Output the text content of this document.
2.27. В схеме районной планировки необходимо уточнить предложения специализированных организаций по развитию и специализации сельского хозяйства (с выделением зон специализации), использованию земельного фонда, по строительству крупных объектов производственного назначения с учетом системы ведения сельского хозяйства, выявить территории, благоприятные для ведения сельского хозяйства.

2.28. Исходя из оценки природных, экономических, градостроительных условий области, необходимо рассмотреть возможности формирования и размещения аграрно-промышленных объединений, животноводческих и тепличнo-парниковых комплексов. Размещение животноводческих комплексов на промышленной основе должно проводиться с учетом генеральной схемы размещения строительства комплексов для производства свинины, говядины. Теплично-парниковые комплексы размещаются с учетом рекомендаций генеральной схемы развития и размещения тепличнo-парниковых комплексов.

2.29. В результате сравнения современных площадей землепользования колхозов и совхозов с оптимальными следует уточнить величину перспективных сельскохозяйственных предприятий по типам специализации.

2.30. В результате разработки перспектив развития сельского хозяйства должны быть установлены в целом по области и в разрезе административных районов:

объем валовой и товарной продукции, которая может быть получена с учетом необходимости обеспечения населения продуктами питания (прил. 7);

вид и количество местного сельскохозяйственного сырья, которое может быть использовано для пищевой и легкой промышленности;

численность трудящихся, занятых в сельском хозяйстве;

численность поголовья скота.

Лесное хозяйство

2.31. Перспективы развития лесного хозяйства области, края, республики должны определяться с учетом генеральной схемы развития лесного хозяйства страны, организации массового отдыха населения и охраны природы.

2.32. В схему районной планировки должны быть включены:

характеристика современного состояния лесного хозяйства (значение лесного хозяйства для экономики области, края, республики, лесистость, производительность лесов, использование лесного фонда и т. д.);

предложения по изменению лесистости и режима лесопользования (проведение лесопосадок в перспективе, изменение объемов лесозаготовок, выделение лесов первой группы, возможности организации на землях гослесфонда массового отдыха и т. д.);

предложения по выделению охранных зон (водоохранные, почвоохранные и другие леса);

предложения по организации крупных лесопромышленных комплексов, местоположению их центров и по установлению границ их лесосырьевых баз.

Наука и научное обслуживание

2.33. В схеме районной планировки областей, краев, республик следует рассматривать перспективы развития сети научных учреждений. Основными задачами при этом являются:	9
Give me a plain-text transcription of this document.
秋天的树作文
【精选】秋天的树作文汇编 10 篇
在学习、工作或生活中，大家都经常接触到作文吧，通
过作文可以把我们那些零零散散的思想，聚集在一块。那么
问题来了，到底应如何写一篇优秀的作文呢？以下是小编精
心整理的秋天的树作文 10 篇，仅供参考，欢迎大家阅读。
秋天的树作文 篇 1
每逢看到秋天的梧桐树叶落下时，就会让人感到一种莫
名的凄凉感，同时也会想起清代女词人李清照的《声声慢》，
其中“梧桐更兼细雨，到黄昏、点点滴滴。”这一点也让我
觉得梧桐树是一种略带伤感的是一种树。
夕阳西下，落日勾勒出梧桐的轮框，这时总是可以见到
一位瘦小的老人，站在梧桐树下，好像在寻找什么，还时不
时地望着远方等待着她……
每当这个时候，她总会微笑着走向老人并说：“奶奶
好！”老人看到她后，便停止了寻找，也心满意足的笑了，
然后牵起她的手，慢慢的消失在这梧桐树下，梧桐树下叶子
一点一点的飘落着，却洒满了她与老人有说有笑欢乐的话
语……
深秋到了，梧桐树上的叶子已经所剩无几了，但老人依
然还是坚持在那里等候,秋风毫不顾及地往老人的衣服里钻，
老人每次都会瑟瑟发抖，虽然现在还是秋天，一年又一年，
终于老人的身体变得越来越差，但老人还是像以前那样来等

■ ■ ■

What to produce: Check each line of the records above for the string "может", and report every line that has it.

Solution to this exercise:
объем валовой и товарной продукции, которая может быть получена с учетом необходимости обеспечения населения продуктами питания (прил. 7);
вид и количество местного сельскохозяйственного сырья, которое может быть использовано для пищевой и легкой промышленности;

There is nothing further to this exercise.